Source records
## start

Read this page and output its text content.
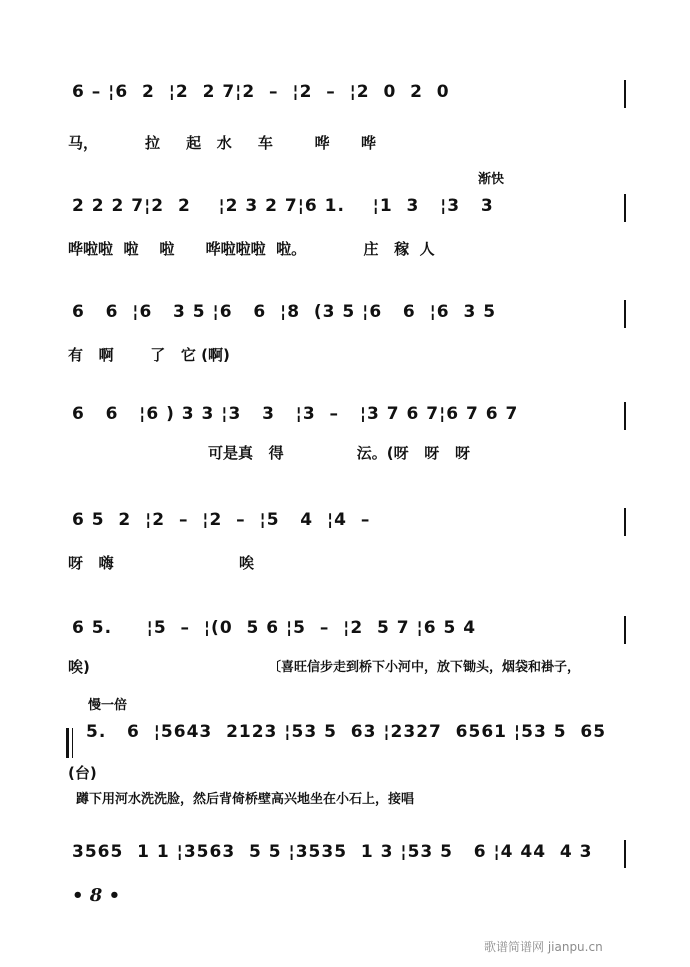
6 – ¦6  2  ¦2  2 7¦2  –  ¦2  –  ¦2  0  2  0
马，         拉     起   水     车        哗      哗
渐快
2 2 2 7¦2  2    ¦2 3 2 7¦6 1.    ¦1  3   ¦3   3
哗啦啦  啦    啦      哗啦啦啦  啦。           庄   稼  人
6   6  ¦6   3 5 ¦6   6  ¦8  (3 5 ¦6   6  ¦6  3 5
有   啊       了   它 (啊)
6   6   ¦6 ) 3 3 ¦3   3   ¦3  –   ¦3 7 6 7¦6 7 6 7
可是真   得              沄。(呀   呀   呀
6 5  2  ¦2  –  ¦2  –  ¦5   4  ¦4  –
呀   嗨                        唉
6 5.     ¦5  –  ¦(0  5 6 ¦5  –  ¦2  5 7 ¦6 5 4
唉)	〔喜旺信步走到桥下小河中，放下锄头，烟袋和褂子，
慢一倍
5.   6  ¦5643  2123 ¦53 5  63 ¦2327  6561 ¦53 5  65
(台)
蹲下用河水洗洗脸，然后背倚桥壁高兴地坐在小石上，接唱
3565  1 1 ¦3563  5 5 ¦3535  1 3 ¦53 5   6 ¦4 44  4 3
• 8 •
歌谱简谱网 jianpu.cn
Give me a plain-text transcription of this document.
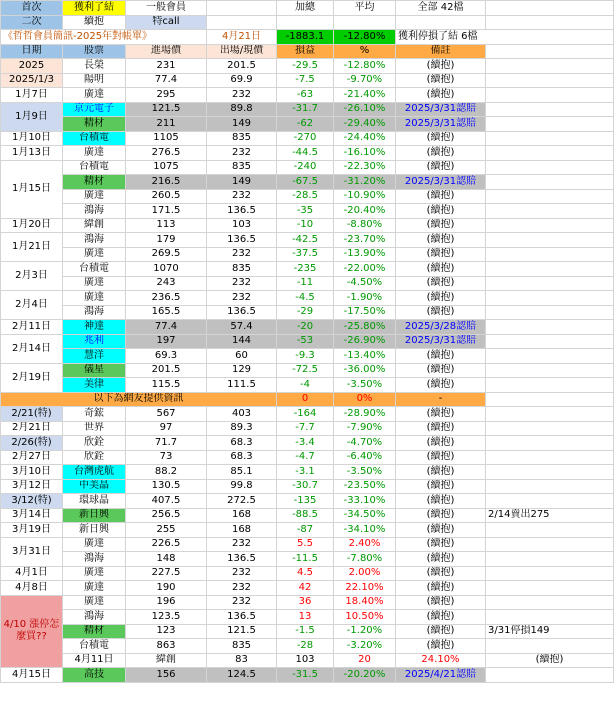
首次	獲利了結	一般會員		加總	平均	全部 42檔		
二次	續抱	特call						
《哲哲會員簡訊-2025年對帳單》			4月21日	-1883.1	-12.80%	獲利停損了結 6檔		
日期	股票	進場價	出場/現價	損益	%	備註		
2025	長榮	231	201.5	-29.5	-12.80%	(續抱)		
2025/1/3	陽明	77.4	69.9	-7.5	-9.70%	(續抱)		
1月7日	廣達	295	232	-63	-21.40%	(續抱)		
1月9日	京元電子	121.5	89.8	-31.7	-26.10%	2025/3/31認賠		
	精材	211	149	-62	-29.40%	2025/3/31認賠		
1月10日	台積電	1105	835	-270	-24.40%	(續抱)		
1月13日	廣達	276.5	232	-44.5	-16.10%	(續抱)		
1月15日	台積電	1075	835	-240	-22.30%	(續抱)		
	精材	216.5	149	-67.5	-31.20%	2025/3/31認賠		
	廣達	260.5	232	-28.5	-10.90%	(續抱)		
	鴻海	171.5	136.5	-35	-20.40%	(續抱)		
1月20日	緯創	113	103	-10	-8.80%	(續抱)		
1月21日	鴻海	179	136.5	-42.5	-23.70%	(續抱)		
	廣達	269.5	232	-37.5	-13.90%	(續抱)		
2月3日	台積電	1070	835	-235	-22.00%	(續抱)		
	廣達	243	232	-11	-4.50%	(續抱)		
2月4日	廣達	236.5	232	-4.5	-1.90%	(續抱)		
	鴻海	165.5	136.5	-29	-17.50%	(續抱)		
2月11日	神達	77.4	57.4	-20	-25.80%	2025/3/28認賠		
2月14日	兆利	197	144	-53	-26.90%	2025/3/31認賠		
	慧洋	69.3	60	-9.3	-13.40%	(續抱)		
2月19日	儀星	201.5	129	-72.5	-36.00%	(續抱)		
	美律	115.5	111.5	-4	-3.50%	(續抱)		
以下為網友提供資訊				0	0%	-		
2/21(特)	奇鋐	567	403	-164	-28.90%	(續抱)		
2月21日	世界	97	89.3	-7.7	-7.90%	(續抱)		
2/26(特)	欣銓	71.7	68.3	-3.4	-4.70%	(續抱)		
2月27日	欣銓	73	68.3	-4.7	-6.40%	(續抱)		
3月10日	台灣虎航	88.2	85.1	-3.1	-3.50%	(續抱)		
3月12日	中美晶	130.5	99.8	-30.7	-23.50%	(續抱)		
3/12(特)	環球晶	407.5	272.5	-135	-33.10%	(續抱)		
3月14日	新日興	256.5	168	-88.5	-34.50%	(續抱)	2/14賣出275	
3月19日	新日興	255	168	-87	-34.10%	(續抱)		
3月31日	廣達	226.5	232	5.5	2.40%	(續抱)		
	鴻海	148	136.5	-11.5	-7.80%	(續抱)		
4月1日	廣達	227.5	232	4.5	2.00%	(續抱)		
4月8日	廣達	190	232	42	22.10%	(續抱)		
4/10 漲停怎麼買??	廣達	196	232	36	18.40%	(續抱)		
	鴻海	123.5	136.5	13	10.50%	(續抱)		
	精材	123	121.5	-1.5	-1.20%	(續抱)	3/31停損149	
	台積電	863	835	-28	-3.20%	(續抱)		
	4月11日	緯創	83	103	20	24.10%	(續抱)	
4月15日	高技	156	124.5	-31.5	-20.20%	2025/4/21認賠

## end

From the material above, copy everything exactly but the pictures.

Answer to the exercise:
Read this page and output its text content.
6 – ¦6  2  ¦2  2 7¦2  –  ¦2  –  ¦2  0  2  0
马，         拉     起   水     车        哗      哗
渐快
2 2 2 7¦2  2    ¦2 3 2 7¦6 1.    ¦1  3   ¦3   3
哗啦啦  啦    啦      哗啦啦啦  啦。           庄   稼  人
6   6  ¦6   3 5 ¦6   6  ¦8  (3 5 ¦6   6  ¦6  3 5
有   啊       了   它 (啊)
6   6   ¦6 ) 3 3 ¦3   3   ¦3  –   ¦3 7 6 7¦6 7 6 7
可是真   得              沄。(呀   呀   呀
6 5  2  ¦2  –  ¦2  –  ¦5   4  ¦4  –
呀   嗨                        唉
6 5.     ¦5  –  ¦(0  5 6 ¦5  –  ¦2  5 7 ¦6 5 4
唉)	〔喜旺信步走到桥下小河中，放下锄头，烟袋和褂子，
慢一倍
5.   6  ¦5643  2123 ¦53 5  63 ¦2327  6561 ¦53 5  65
(台)
蹲下用河水洗洗脸，然后背倚桥壁高兴地坐在小石上，接唱
3565  1 1 ¦3563  5 5 ¦3535  1 3 ¦53 5   6 ¦4 44  4 3
• 8 •
歌谱简谱网 jianpu.cn
Give me a plain-text transcription of this document.
首次	獲利了結	一般會員		加總	平均	全部 42檔		
二次	續抱	特call						
《哲哲會員簡訊-2025年對帳單》			4月21日	-1883.1	-12.80%	獲利停損了結 6檔		
日期	股票	進場價	出場/現價	損益	%	備註		
2025	長榮	231	201.5	-29.5	-12.80%	(續抱)		
2025/1/3	陽明	77.4	69.9	-7.5	-9.70%	(續抱)		
1月7日	廣達	295	232	-63	-21.40%	(續抱)		
1月9日	京元電子	121.5	89.8	-31.7	-26.10%	2025/3/31認賠		
	精材	211	149	-62	-29.40%	2025/3/31認賠		
1月10日	台積電	1105	835	-270	-24.40%	(續抱)		
1月13日	廣達	276.5	232	-44.5	-16.10%	(續抱)		
1月15日	台積電	1075	835	-240	-22.30%	(續抱)		
	精材	216.5	149	-67.5	-31.20%	2025/3/31認賠		
	廣達	260.5	232	-28.5	-10.90%	(續抱)		
	鴻海	171.5	136.5	-35	-20.40%	(續抱)		
1月20日	緯創	113	103	-10	-8.80%	(續抱)		
1月21日	鴻海	179	136.5	-42.5	-23.70%	(續抱)		
	廣達	269.5	232	-37.5	-13.90%	(續抱)		
2月3日	台積電	1070	835	-235	-22.00%	(續抱)		
	廣達	243	232	-11	-4.50%	(續抱)		
2月4日	廣達	236.5	232	-4.5	-1.90%	(續抱)		
	鴻海	165.5	136.5	-29	-17.50%	(續抱)		
2月11日	神達	77.4	57.4	-20	-25.80%	2025/3/28認賠		
2月14日	兆利	197	144	-53	-26.90%	2025/3/31認賠		
	慧洋	69.3	60	-9.3	-13.40%	(續抱)		
2月19日	儀星	201.5	129	-72.5	-36.00%	(續抱)		
	美律	115.5	111.5	-4	-3.50%	(續抱)		
以下為網友提供資訊				0	0%	-		
2/21(特)	奇鋐	567	403	-164	-28.90%	(續抱)		
2月21日	世界	97	89.3	-7.7	-7.90%	(續抱)		
2/26(特)	欣銓	71.7	68.3	-3.4	-4.70%	(續抱)		
2月27日	欣銓	73	68.3	-4.7	-6.40%	(續抱)		
3月10日	台灣虎航	88.2	85.1	-3.1	-3.50%	(續抱)		
3月12日	中美晶	130.5	99.8	-30.7	-23.50%	(續抱)		
3/12(特)	環球晶	407.5	272.5	-135	-33.10%	(續抱)		
3月14日	新日興	256.5	168	-88.5	-34.50%	(續抱)	2/14賣出275	
3月19日	新日興	255	168	-87	-34.10%	(續抱)		
3月31日	廣達	226.5	232	5.5	2.40%	(續抱)		
	鴻海	148	136.5	-11.5	-7.80%	(續抱)		
4月1日	廣達	227.5	232	4.5	2.00%	(續抱)		
4月8日	廣達	190	232	42	22.10%	(續抱)		
4/10 漲停怎麼買??	廣達	196	232	36	18.40%	(續抱)		
	鴻海	123.5	136.5	13	10.50%	(續抱)		
	精材	123	121.5	-1.5	-1.20%	(續抱)	3/31停損149	
	台積電	863	835	-28	-3.20%	(續抱)		
	4月11日	緯創	83	103	20	24.10%	(續抱)	
4月15日	高技	156	124.5	-31.5	-20.20%	2025/4/21認賠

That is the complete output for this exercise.